# INPUT MATERIAL
==========

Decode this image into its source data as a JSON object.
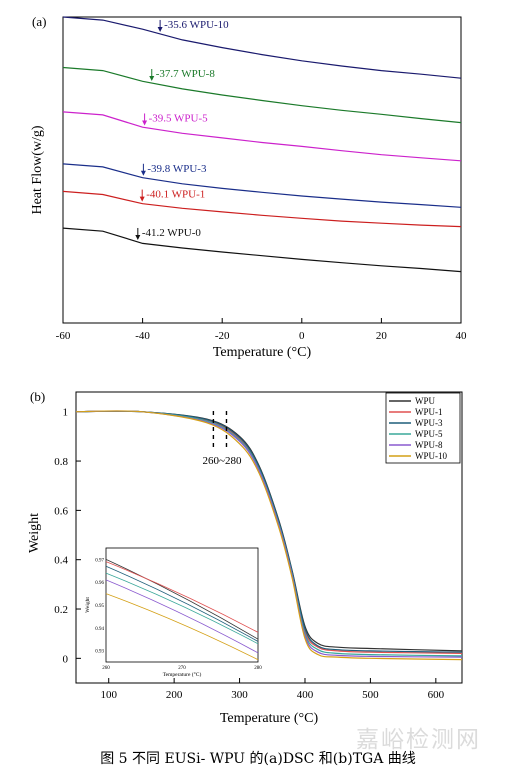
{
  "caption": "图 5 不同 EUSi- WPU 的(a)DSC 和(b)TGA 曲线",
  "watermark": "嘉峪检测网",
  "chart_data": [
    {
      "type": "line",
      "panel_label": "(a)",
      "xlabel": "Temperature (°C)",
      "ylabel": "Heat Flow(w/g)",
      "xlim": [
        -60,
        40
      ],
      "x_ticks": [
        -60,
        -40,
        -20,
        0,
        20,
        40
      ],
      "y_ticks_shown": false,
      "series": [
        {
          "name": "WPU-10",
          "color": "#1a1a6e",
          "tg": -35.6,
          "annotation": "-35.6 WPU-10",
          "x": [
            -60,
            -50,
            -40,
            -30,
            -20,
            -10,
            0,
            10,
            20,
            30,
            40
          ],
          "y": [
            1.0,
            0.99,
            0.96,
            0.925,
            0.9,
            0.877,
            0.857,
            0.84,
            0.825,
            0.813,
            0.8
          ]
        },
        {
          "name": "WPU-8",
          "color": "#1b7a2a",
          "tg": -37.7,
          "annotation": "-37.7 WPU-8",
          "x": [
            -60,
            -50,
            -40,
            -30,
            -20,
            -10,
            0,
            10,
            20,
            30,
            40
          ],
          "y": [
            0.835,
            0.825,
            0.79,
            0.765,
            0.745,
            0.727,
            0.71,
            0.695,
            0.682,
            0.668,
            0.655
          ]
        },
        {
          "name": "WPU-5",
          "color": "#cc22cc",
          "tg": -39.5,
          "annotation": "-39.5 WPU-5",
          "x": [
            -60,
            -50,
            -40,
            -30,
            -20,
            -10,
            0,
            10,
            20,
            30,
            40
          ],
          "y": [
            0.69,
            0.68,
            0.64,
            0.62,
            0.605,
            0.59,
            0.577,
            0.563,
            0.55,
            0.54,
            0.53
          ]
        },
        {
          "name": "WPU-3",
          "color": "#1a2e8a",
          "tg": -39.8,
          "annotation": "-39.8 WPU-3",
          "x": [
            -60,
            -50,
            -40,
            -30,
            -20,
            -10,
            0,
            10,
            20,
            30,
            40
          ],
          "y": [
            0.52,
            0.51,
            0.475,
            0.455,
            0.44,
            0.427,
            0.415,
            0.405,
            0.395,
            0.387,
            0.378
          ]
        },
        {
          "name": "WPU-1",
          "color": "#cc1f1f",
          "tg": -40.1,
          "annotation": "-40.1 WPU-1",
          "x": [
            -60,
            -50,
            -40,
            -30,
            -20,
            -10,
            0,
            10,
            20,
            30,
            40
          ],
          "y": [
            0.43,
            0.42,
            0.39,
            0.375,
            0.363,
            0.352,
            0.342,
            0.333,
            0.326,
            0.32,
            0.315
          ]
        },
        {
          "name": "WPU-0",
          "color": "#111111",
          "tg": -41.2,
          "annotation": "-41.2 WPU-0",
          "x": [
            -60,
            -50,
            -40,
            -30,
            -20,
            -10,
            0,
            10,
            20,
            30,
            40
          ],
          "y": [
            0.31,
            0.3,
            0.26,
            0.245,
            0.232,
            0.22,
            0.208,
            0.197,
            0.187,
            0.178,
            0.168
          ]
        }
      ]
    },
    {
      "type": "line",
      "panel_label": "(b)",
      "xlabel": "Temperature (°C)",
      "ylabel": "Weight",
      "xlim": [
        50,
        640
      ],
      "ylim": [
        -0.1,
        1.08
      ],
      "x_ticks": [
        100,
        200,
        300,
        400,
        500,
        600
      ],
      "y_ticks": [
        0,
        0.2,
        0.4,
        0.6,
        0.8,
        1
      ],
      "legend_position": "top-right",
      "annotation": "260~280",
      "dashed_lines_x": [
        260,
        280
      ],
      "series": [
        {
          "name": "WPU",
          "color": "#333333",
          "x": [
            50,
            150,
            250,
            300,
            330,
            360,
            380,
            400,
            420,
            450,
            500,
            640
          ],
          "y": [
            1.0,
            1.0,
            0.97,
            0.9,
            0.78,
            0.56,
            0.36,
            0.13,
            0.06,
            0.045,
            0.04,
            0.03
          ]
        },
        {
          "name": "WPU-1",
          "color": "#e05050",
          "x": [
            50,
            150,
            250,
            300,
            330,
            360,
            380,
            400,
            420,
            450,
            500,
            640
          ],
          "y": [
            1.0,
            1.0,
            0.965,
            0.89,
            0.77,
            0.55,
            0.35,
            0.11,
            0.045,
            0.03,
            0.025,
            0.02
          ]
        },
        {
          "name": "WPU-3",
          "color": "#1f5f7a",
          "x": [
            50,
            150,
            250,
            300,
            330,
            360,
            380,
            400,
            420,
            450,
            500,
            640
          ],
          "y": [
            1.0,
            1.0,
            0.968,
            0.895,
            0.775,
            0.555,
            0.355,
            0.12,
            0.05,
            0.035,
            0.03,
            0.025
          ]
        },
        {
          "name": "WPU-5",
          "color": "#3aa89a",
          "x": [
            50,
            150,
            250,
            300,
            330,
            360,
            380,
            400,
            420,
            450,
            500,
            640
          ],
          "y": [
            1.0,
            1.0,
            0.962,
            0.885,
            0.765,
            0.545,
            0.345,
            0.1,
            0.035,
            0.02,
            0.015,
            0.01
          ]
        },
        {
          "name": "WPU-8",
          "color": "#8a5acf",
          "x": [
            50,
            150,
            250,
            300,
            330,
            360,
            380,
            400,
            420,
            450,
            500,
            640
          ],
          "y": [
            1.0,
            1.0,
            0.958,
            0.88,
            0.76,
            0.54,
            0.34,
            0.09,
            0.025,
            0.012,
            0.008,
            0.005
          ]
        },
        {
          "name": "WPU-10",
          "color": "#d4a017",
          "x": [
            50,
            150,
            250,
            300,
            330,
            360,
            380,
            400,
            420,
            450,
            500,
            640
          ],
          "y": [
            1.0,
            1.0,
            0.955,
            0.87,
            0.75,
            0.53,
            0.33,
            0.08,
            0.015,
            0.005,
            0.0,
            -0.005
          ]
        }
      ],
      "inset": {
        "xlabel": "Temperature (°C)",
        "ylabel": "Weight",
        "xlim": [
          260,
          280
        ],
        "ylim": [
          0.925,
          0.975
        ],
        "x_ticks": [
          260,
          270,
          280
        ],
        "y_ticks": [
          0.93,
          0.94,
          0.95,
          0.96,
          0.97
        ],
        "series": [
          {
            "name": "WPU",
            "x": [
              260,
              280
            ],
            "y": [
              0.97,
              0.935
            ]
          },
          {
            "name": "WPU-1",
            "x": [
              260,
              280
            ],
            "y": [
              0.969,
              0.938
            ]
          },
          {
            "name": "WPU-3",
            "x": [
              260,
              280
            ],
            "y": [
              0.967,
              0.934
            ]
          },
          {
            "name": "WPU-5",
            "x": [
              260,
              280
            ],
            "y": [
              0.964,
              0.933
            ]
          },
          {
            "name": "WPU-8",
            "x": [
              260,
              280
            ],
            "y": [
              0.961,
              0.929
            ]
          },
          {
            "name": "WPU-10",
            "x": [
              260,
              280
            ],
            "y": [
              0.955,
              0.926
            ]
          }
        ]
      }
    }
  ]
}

==========

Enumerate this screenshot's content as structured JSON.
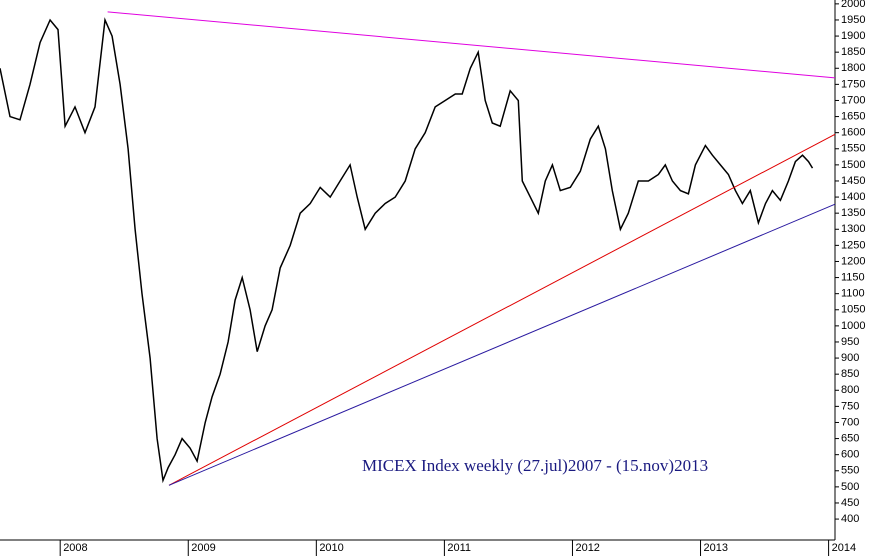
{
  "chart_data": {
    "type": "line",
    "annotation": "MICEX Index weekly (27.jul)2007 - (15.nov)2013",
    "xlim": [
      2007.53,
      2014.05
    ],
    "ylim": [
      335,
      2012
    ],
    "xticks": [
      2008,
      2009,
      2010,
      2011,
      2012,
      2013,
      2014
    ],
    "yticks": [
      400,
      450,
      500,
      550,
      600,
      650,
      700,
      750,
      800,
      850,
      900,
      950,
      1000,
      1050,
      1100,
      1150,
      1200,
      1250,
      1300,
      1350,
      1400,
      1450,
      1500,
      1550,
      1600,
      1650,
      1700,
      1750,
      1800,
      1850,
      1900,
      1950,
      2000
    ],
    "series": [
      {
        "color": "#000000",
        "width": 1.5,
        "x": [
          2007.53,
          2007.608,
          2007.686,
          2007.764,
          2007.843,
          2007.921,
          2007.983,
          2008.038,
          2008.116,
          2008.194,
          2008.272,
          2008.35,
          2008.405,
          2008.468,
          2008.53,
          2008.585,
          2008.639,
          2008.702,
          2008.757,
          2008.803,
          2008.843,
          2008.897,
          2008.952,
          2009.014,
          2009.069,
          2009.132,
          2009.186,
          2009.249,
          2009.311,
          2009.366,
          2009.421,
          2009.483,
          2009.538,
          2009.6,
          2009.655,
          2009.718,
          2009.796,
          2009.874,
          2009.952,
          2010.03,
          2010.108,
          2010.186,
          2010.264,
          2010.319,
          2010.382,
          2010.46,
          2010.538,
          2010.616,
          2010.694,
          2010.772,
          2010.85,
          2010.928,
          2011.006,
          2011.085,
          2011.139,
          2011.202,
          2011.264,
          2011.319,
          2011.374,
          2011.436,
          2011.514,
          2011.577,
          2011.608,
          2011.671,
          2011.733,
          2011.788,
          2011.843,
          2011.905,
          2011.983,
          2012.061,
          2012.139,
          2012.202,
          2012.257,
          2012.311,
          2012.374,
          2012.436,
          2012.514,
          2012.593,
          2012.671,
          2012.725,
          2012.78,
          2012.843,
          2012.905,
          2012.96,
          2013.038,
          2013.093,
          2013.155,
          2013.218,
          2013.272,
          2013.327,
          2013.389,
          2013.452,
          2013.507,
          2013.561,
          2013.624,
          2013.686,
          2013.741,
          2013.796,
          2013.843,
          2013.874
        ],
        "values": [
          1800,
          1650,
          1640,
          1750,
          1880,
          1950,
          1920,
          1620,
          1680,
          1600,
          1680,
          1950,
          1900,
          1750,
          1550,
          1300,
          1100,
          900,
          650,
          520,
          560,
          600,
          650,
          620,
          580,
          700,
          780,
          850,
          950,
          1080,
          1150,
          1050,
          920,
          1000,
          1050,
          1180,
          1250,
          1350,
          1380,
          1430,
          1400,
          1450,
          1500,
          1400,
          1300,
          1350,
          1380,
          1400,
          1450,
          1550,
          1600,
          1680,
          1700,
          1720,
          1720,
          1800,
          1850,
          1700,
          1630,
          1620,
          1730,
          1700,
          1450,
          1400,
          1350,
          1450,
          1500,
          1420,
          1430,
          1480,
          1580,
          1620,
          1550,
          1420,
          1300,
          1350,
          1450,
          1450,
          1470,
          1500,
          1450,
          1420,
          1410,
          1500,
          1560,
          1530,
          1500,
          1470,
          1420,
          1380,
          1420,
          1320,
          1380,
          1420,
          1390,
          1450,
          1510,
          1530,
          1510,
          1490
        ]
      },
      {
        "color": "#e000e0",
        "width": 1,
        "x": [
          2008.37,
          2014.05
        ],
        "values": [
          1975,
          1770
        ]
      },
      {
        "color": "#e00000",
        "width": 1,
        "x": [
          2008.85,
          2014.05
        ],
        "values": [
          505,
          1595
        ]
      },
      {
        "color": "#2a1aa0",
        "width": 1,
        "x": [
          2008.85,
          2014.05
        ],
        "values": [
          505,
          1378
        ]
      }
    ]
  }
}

==========

# WHAT THE TASK REQUIRES
Note every line above where the string "JSON" shows up, and copy those lines.

# EXERCISE OUTPUT
Decode this image into its source data as a JSON object.
Enumerate this screenshot's content as structured JSON.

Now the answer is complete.